__Exercise directions__
Copy each line that contains the string "устойчивости".

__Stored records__
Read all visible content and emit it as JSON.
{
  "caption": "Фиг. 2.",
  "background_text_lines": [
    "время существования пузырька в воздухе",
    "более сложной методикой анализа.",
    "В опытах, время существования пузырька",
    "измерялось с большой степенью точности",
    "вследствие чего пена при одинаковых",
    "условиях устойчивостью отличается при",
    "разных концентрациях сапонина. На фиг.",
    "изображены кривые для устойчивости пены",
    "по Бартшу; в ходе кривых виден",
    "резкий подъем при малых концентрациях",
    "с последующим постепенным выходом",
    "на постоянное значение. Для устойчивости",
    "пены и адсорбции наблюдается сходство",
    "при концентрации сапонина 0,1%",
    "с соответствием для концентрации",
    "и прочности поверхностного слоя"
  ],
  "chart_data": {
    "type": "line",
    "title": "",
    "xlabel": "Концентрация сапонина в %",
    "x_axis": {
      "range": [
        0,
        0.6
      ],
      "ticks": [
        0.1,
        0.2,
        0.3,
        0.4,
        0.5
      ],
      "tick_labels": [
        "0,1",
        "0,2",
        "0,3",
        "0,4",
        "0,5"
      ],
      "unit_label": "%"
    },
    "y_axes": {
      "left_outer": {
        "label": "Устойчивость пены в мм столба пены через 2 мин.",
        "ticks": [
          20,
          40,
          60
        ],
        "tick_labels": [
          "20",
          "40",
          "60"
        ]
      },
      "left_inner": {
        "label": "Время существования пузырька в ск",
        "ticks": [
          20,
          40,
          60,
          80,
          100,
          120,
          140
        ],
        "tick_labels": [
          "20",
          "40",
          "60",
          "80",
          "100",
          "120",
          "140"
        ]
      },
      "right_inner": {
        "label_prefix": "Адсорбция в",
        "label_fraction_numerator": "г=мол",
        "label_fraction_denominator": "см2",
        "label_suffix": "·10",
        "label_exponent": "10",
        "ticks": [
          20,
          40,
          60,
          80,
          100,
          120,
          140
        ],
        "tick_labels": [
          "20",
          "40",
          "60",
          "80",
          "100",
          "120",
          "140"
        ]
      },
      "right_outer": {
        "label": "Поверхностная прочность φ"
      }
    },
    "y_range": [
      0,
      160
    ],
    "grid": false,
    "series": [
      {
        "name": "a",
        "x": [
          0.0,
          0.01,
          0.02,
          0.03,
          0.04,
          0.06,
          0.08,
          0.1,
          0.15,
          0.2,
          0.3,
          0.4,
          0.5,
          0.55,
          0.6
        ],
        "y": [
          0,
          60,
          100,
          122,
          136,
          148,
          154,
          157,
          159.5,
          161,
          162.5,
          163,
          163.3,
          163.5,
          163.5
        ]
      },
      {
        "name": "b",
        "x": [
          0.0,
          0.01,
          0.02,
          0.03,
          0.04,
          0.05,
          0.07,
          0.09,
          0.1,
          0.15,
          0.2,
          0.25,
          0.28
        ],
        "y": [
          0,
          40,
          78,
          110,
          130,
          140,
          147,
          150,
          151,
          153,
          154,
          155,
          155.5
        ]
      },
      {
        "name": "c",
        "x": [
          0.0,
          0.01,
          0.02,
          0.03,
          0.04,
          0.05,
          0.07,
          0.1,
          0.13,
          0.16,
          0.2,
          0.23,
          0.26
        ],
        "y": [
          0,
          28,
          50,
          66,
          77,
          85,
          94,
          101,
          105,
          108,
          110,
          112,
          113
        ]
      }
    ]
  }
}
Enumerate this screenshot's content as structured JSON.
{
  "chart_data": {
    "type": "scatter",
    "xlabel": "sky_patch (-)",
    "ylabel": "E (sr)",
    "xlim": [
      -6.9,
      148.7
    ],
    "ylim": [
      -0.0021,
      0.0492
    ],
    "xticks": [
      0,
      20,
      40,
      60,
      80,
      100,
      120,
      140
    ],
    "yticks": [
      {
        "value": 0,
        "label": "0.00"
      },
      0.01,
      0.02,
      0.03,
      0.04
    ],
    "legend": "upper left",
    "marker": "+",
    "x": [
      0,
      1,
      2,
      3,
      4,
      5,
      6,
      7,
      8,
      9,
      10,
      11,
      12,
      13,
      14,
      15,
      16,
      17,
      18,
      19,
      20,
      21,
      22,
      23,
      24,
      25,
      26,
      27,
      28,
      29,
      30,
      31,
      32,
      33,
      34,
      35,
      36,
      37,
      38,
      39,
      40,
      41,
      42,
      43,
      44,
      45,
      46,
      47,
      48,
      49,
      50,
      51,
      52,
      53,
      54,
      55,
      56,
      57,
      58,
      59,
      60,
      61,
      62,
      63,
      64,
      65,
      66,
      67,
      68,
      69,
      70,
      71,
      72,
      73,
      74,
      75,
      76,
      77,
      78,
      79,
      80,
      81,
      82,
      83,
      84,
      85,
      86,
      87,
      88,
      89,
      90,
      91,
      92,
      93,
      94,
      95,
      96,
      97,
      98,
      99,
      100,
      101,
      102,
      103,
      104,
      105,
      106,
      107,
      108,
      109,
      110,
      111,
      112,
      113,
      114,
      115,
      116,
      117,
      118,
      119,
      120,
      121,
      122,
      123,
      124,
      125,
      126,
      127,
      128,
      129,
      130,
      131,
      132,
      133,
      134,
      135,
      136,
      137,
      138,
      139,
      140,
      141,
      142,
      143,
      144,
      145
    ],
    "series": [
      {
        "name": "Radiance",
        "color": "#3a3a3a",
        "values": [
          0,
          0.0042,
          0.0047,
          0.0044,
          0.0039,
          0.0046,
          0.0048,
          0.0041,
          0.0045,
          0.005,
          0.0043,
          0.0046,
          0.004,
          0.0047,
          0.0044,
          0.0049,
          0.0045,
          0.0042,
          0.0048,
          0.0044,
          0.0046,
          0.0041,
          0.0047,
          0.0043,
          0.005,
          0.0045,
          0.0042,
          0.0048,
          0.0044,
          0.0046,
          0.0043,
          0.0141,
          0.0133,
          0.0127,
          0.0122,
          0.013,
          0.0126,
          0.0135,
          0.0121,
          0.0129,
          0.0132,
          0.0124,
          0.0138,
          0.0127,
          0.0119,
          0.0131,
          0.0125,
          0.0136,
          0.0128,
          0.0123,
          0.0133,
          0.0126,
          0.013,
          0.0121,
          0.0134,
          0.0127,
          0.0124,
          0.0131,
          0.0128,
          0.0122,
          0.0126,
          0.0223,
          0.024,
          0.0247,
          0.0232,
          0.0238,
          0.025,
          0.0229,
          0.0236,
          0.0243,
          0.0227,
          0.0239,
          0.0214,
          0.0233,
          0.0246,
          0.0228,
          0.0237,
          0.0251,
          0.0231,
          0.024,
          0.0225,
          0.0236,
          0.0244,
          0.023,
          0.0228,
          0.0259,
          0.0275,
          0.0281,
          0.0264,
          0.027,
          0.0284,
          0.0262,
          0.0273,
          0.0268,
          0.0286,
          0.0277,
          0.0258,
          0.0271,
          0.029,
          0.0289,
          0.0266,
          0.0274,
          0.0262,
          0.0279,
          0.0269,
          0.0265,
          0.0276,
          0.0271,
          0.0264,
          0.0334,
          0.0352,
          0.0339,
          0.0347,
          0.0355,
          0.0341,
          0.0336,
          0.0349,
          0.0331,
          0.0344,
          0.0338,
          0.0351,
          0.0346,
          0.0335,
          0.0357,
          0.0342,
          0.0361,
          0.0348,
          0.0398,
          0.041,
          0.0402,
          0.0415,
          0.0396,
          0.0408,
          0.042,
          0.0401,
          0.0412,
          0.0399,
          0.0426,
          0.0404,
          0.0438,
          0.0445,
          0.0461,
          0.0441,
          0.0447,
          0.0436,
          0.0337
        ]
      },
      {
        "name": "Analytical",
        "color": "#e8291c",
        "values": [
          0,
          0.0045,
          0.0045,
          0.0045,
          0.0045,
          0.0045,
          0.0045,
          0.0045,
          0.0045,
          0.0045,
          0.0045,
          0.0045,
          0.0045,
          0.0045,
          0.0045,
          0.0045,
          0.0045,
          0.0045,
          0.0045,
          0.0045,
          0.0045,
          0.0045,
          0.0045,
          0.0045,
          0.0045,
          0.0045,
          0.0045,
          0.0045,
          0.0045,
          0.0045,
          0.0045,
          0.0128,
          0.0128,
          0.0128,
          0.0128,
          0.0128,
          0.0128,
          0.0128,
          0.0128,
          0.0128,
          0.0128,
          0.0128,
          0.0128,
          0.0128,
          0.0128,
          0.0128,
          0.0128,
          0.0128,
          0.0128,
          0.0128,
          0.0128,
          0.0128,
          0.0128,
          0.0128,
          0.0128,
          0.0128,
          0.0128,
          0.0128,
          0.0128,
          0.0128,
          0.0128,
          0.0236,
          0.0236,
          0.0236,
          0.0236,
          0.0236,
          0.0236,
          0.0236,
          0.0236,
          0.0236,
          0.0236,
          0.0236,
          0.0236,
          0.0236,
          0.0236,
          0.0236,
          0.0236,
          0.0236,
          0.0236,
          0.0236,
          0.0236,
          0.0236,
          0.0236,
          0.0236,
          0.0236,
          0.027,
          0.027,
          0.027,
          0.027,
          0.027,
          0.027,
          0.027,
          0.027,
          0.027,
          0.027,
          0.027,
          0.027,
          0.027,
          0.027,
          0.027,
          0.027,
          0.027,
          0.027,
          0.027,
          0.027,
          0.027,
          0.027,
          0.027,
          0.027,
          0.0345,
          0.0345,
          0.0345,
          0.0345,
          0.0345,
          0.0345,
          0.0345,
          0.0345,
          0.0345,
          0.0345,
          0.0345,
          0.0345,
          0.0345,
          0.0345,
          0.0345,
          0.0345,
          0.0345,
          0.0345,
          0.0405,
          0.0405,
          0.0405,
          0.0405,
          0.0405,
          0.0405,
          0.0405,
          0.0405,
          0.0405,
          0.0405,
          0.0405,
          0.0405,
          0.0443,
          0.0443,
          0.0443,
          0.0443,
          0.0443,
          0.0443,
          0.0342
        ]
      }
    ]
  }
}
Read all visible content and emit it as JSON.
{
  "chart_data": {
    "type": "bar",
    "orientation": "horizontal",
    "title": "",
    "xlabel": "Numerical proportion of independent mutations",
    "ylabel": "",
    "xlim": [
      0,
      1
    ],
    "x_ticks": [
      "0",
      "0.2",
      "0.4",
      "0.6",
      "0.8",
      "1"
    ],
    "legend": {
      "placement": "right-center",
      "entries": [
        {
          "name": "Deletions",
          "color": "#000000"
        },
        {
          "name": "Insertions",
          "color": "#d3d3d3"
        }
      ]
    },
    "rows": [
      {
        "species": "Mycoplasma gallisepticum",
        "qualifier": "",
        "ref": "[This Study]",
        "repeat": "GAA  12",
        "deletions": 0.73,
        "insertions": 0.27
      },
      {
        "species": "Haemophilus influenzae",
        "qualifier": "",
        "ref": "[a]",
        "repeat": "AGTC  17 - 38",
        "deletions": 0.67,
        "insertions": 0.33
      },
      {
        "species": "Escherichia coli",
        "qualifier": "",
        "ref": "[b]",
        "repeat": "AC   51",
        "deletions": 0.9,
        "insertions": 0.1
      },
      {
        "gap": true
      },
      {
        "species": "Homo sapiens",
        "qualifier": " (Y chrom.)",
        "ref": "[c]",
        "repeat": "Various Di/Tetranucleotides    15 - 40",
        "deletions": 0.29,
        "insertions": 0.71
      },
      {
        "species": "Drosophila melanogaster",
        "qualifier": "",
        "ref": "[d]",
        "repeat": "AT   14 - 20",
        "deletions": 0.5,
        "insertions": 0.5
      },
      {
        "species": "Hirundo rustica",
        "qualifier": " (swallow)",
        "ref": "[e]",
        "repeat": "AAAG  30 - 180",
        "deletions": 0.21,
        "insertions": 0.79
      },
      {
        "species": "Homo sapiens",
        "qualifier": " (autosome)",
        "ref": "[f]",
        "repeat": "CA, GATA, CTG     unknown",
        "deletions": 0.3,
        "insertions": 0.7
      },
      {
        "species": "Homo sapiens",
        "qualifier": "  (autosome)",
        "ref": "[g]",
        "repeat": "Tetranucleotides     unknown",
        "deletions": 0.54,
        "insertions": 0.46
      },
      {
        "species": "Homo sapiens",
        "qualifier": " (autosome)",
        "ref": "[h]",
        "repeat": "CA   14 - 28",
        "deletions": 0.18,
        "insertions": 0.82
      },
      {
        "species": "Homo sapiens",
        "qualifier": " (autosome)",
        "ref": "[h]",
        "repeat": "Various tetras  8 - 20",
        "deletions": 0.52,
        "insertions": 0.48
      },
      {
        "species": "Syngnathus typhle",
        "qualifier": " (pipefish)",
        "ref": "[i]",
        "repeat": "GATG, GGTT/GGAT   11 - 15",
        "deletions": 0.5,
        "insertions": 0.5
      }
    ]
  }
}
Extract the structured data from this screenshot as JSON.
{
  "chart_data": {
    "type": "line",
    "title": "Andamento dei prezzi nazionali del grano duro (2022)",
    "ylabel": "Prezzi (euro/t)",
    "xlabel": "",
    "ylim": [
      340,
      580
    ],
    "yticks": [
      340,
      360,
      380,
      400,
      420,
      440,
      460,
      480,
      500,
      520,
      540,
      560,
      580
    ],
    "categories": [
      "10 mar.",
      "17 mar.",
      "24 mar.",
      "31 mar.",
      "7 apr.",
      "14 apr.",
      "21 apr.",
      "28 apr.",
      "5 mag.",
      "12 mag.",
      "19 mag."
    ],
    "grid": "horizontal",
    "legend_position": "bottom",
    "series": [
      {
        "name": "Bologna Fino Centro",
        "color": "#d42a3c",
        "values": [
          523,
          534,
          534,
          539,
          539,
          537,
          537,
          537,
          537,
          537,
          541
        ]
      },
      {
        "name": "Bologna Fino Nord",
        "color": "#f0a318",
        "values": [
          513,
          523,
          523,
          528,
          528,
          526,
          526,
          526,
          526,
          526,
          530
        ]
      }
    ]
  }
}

__Worked solution__
    "изображены кривые для устойчивости пены",
    "на постоянное значение. Для устойчивости",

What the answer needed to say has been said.